Records for the exercise:
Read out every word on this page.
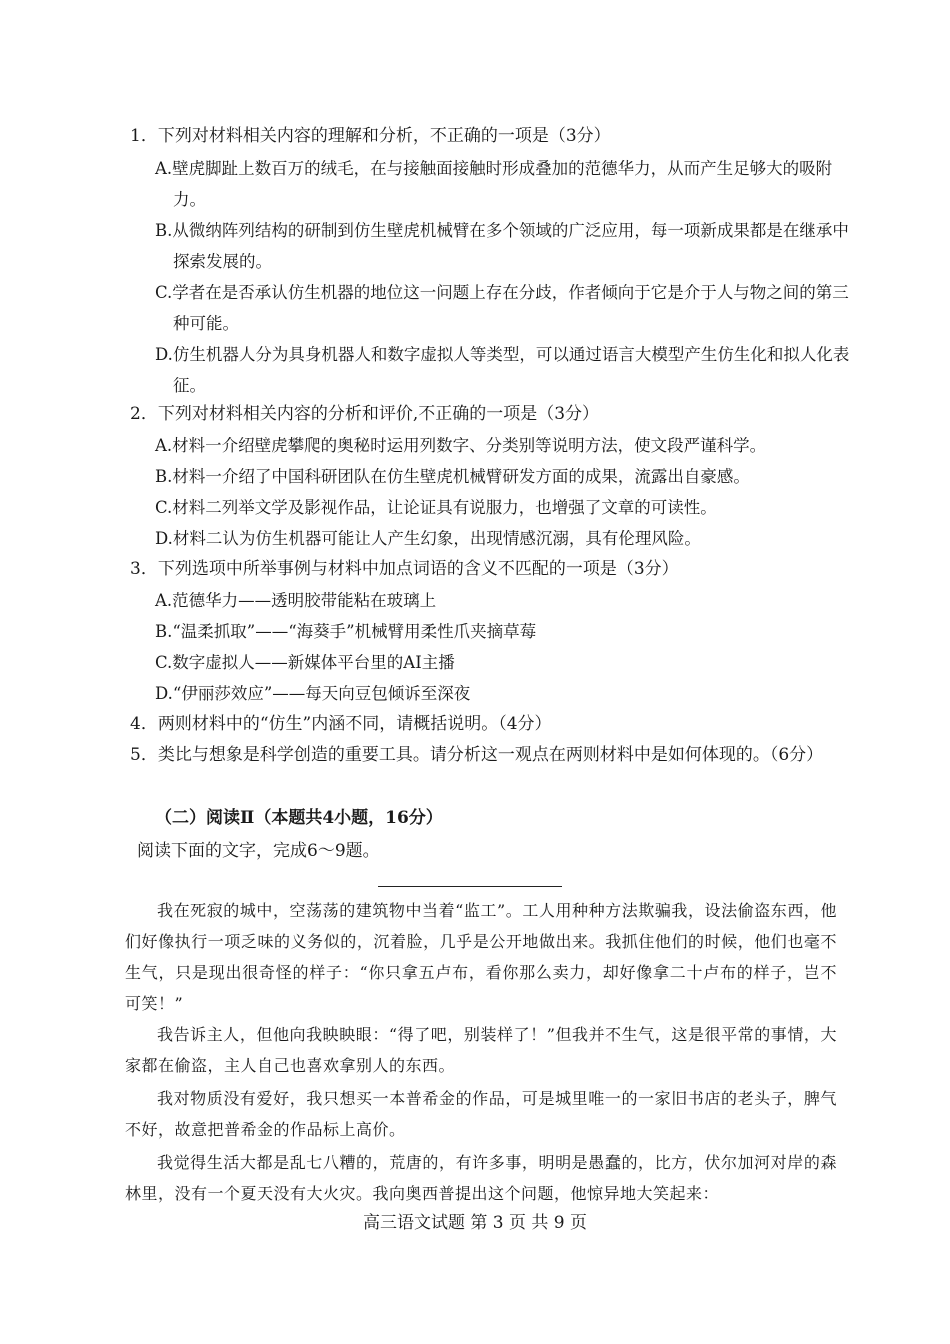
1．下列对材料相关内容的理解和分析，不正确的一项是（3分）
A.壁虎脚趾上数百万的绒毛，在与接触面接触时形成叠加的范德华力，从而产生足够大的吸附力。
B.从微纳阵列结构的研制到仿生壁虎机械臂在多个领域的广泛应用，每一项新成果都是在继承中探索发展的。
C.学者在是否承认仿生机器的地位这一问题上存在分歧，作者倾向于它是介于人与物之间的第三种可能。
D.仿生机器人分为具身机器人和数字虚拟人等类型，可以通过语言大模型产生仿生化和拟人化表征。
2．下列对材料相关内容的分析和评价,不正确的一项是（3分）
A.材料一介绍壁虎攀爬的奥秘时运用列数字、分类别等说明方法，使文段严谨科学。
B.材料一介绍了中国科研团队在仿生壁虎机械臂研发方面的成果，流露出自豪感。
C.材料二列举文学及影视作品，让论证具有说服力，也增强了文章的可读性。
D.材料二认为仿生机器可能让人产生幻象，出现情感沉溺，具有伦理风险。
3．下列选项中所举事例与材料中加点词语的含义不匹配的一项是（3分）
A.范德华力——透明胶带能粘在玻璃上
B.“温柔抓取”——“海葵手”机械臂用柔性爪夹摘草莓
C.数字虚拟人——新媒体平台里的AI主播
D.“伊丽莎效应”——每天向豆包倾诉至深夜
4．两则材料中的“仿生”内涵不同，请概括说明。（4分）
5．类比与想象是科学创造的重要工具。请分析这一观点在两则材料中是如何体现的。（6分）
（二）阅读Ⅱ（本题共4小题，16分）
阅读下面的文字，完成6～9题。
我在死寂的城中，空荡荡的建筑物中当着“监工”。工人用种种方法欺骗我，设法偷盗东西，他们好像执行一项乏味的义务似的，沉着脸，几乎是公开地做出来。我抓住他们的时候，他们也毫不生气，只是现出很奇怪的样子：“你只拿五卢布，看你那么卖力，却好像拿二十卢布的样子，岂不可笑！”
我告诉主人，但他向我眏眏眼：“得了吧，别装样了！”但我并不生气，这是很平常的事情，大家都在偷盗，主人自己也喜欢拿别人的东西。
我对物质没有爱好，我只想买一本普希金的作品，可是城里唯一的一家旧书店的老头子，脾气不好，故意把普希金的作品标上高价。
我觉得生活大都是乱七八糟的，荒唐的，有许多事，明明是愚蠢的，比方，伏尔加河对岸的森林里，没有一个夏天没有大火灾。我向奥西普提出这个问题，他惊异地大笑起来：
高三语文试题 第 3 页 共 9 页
--
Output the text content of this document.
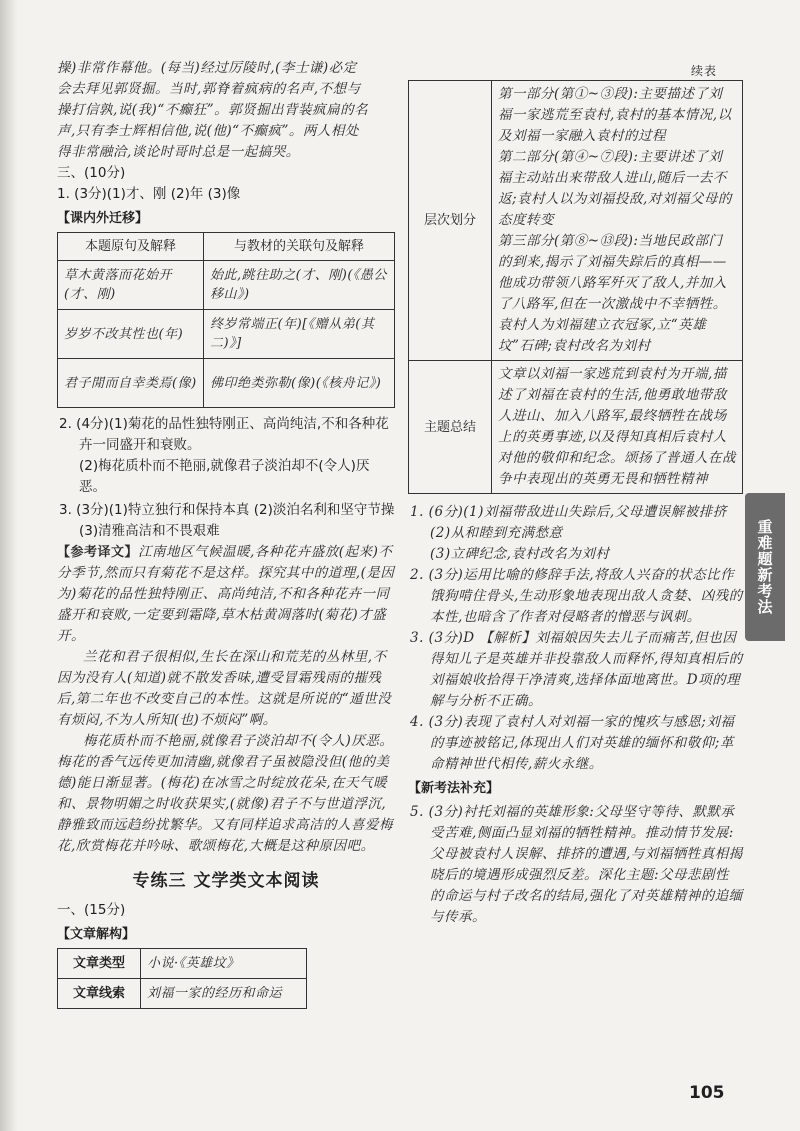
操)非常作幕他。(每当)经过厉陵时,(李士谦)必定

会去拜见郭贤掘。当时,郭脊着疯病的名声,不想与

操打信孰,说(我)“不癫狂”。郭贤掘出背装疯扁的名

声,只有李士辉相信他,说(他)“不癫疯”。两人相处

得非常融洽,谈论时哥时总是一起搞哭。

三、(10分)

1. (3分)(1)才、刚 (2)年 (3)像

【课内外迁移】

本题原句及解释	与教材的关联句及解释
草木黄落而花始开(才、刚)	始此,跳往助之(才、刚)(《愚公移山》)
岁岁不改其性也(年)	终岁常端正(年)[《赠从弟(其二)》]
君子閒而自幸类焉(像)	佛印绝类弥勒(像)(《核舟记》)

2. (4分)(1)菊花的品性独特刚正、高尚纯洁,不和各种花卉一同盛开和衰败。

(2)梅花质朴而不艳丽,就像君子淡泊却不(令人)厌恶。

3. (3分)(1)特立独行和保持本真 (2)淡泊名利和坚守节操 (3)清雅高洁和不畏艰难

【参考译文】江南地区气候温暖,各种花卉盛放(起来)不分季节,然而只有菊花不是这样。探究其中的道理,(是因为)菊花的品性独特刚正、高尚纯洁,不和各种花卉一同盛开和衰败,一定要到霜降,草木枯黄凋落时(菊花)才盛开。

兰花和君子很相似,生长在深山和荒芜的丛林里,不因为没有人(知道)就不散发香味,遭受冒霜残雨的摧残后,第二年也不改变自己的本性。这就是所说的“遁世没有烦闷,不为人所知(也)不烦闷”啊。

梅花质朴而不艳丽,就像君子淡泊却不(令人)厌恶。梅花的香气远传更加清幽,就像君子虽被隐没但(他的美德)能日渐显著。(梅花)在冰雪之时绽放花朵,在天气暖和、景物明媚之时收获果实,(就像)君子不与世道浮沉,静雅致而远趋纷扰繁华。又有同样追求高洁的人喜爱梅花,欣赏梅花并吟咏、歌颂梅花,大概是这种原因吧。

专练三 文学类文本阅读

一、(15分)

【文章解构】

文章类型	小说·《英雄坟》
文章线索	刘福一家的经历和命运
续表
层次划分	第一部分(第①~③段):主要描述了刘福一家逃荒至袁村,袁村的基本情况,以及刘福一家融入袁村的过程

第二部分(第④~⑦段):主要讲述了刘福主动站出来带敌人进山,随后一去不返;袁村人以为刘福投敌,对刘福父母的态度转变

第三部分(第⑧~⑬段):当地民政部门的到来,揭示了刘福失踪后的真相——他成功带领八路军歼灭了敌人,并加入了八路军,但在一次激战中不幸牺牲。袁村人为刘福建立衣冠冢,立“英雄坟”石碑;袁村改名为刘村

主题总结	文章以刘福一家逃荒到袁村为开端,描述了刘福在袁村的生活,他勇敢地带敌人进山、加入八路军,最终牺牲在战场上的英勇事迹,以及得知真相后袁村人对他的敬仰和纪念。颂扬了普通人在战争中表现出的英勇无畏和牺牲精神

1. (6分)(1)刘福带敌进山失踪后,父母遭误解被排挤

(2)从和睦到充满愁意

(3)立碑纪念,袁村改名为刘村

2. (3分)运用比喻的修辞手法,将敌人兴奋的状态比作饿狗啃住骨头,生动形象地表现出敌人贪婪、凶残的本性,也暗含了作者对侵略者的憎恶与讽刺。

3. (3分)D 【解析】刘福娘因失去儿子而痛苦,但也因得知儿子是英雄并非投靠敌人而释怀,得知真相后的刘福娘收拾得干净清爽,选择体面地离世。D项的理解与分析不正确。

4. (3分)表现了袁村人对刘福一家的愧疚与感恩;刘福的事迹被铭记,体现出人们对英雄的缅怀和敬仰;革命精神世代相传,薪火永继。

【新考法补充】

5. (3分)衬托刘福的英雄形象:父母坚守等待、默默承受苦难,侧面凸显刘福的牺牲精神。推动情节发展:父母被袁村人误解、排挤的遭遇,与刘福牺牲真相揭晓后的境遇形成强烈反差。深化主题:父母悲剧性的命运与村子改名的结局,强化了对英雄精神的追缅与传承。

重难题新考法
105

Exercise description: Where a line above contains the string "不和各种花卉一同盛开和衰败", copy that line.

Answer to this task:
2. (4分)(1)菊花的品性独特刚正、高尚纯洁,不和各种花卉一同盛开和衰败。
【参考译文】江南地区气候温暖,各种花卉盛放(起来)不分季节,然而只有菊花不是这样。探究其中的道理,(是因为)菊花的品性独特刚正、高尚纯洁,不和各种花卉一同盛开和衰败,一定要到霜降,草木枯黄凋落时(菊花)才盛开。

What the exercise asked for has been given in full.